→ Work to be completed: Each line that holds the word "small" counts once; give the total number of such lines and nothing else.
══ The input ══
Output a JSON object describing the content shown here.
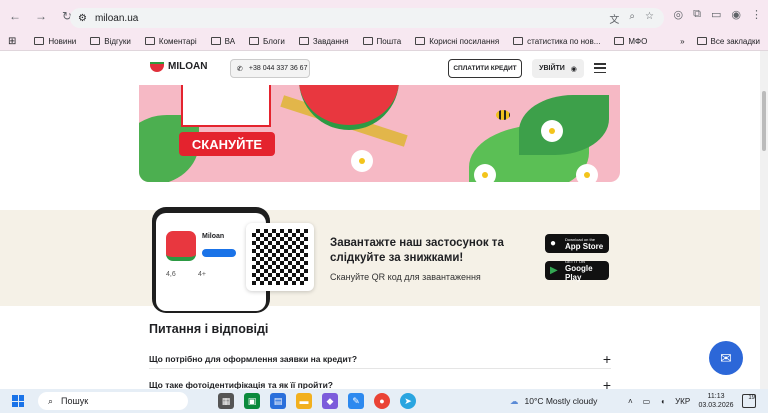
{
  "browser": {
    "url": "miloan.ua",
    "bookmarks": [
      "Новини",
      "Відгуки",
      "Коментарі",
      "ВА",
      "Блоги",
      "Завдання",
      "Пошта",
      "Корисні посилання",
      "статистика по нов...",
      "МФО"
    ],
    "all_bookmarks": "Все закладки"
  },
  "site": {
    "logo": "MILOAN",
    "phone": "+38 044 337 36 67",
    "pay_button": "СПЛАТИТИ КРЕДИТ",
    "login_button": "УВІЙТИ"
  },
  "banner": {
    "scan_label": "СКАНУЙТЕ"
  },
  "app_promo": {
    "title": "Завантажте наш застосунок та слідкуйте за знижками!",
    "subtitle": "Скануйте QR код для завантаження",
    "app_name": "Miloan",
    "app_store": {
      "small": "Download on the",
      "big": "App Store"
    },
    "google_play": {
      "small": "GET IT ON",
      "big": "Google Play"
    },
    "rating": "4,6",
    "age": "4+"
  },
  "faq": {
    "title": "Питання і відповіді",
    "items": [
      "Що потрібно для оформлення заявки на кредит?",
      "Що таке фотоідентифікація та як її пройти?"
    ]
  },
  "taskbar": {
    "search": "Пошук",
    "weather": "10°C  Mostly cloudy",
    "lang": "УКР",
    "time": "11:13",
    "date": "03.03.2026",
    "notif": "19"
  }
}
═══
→ Final result: 2